** Start **

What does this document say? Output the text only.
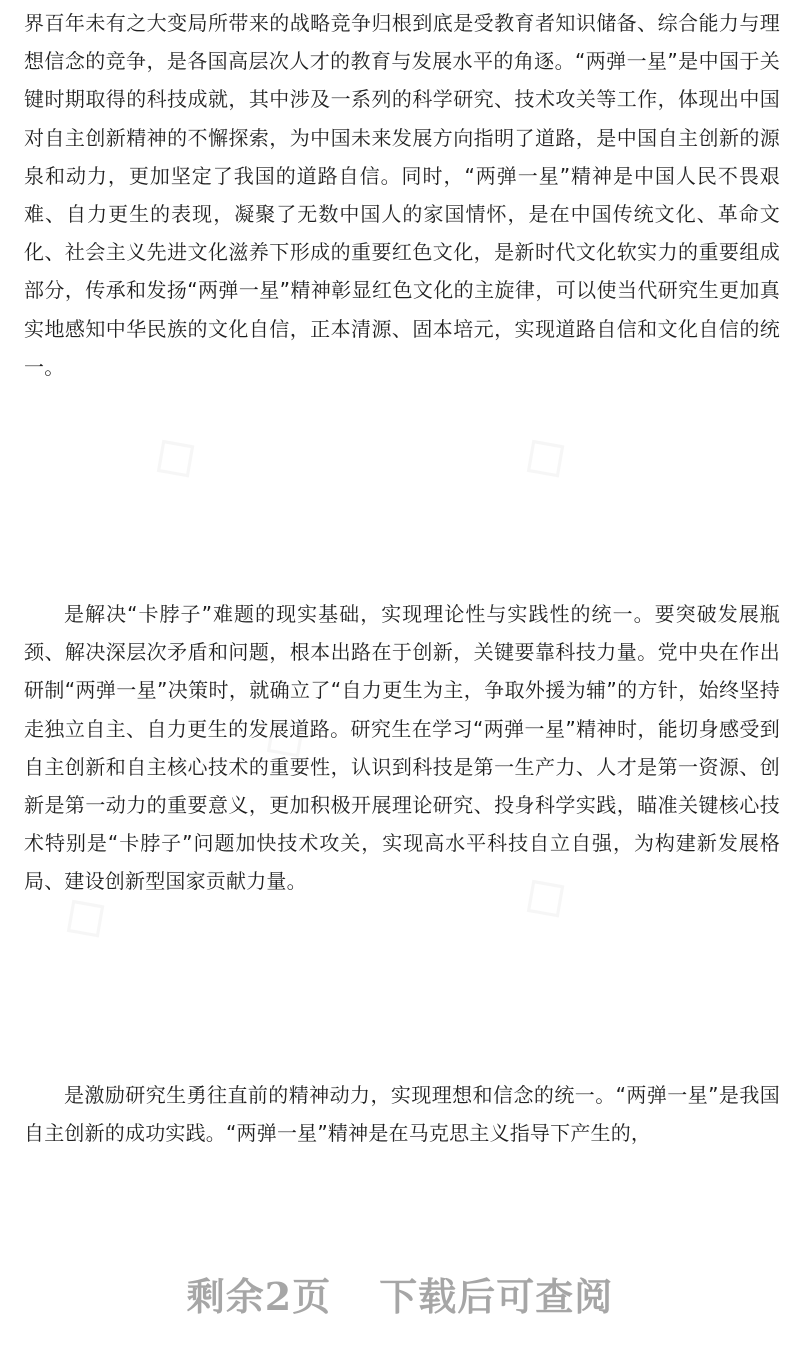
◇	◇
◇
◇	◇

界百年未有之大变局所带来的战略竞争归根到底是受教育者知识储备、综合能力与理想信念的竞争，是各国高层次人才的教育与发展水平的角逐。“两弹一星”是中国于关键时期取得的科技成就，其中涉及一系列的科学研究、技术攻关等工作，体现出中国对自主创新精神的不懈探索，为中国未来发展方向指明了道路，是中国自主创新的源泉和动力，更加坚定了我国的道路自信。同时，“两弹一星”精神是中国人民不畏艰难、自力更生的表现，凝聚了无数中国人的家国情怀，是在中国传统文化、革命文化、社会主义先进文化滋养下形成的重要红色文化，是新时代文化软实力的重要组成部分，传承和发扬“两弹一星”精神彰显红色文化的主旋律，可以使当代研究生更加真实地感知中华民族的文化自信，正本清源、固本培元，实现道路自信和文化自信的统一。

是解决“卡脖子”难题的现实基础，实现理论性与实践性的统一。要突破发展瓶颈、解决深层次矛盾和问题，根本出路在于创新，关键要靠科技力量。党中央在作出研制“两弹一星”决策时，就确立了“自力更生为主，争取外援为辅”的方针，始终坚持走独立自主、自力更生的发展道路。研究生在学习“两弹一星”精神时，能切身感受到自主创新和自主核心技术的重要性，认识到科技是第一生产力、人才是第一资源、创新是第一动力的重要意义，更加积极开展理论研究、投身科学实践，瞄准关键核心技术特别是“卡脖子”问题加快技术攻关，实现高水平科技自立自强，为构建新发展格局、建设创新型国家贡献力量。

是激励研究生勇往直前的精神动力，实现理想和信念的统一。“两弹一星”是我国自主创新的成功实践。“两弹一星”精神是在马克思主义指导下产生的，

剩余2页 下载后可查阅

** End **

All the records above need to be given again word for word. Skip the pictures.

> _EXPECTED ANSWER_
What does this document say? Output the text only.
◇	◇
◇
◇	◇

界百年未有之大变局所带来的战略竞争归根到底是受教育者知识储备、综合能力与理想信念的竞争，是各国高层次人才的教育与发展水平的角逐。“两弹一星”是中国于关键时期取得的科技成就，其中涉及一系列的科学研究、技术攻关等工作，体现出中国对自主创新精神的不懈探索，为中国未来发展方向指明了道路，是中国自主创新的源泉和动力，更加坚定了我国的道路自信。同时，“两弹一星”精神是中国人民不畏艰难、自力更生的表现，凝聚了无数中国人的家国情怀，是在中国传统文化、革命文化、社会主义先进文化滋养下形成的重要红色文化，是新时代文化软实力的重要组成部分，传承和发扬“两弹一星”精神彰显红色文化的主旋律，可以使当代研究生更加真实地感知中华民族的文化自信，正本清源、固本培元，实现道路自信和文化自信的统一。

是解决“卡脖子”难题的现实基础，实现理论性与实践性的统一。要突破发展瓶颈、解决深层次矛盾和问题，根本出路在于创新，关键要靠科技力量。党中央在作出研制“两弹一星”决策时，就确立了“自力更生为主，争取外援为辅”的方针，始终坚持走独立自主、自力更生的发展道路。研究生在学习“两弹一星”精神时，能切身感受到自主创新和自主核心技术的重要性，认识到科技是第一生产力、人才是第一资源、创新是第一动力的重要意义，更加积极开展理论研究、投身科学实践，瞄准关键核心技术特别是“卡脖子”问题加快技术攻关，实现高水平科技自立自强，为构建新发展格局、建设创新型国家贡献力量。

是激励研究生勇往直前的精神动力，实现理想和信念的统一。“两弹一星”是我国自主创新的成功实践。“两弹一星”精神是在马克思主义指导下产生的，

剩余2页 下载后可查阅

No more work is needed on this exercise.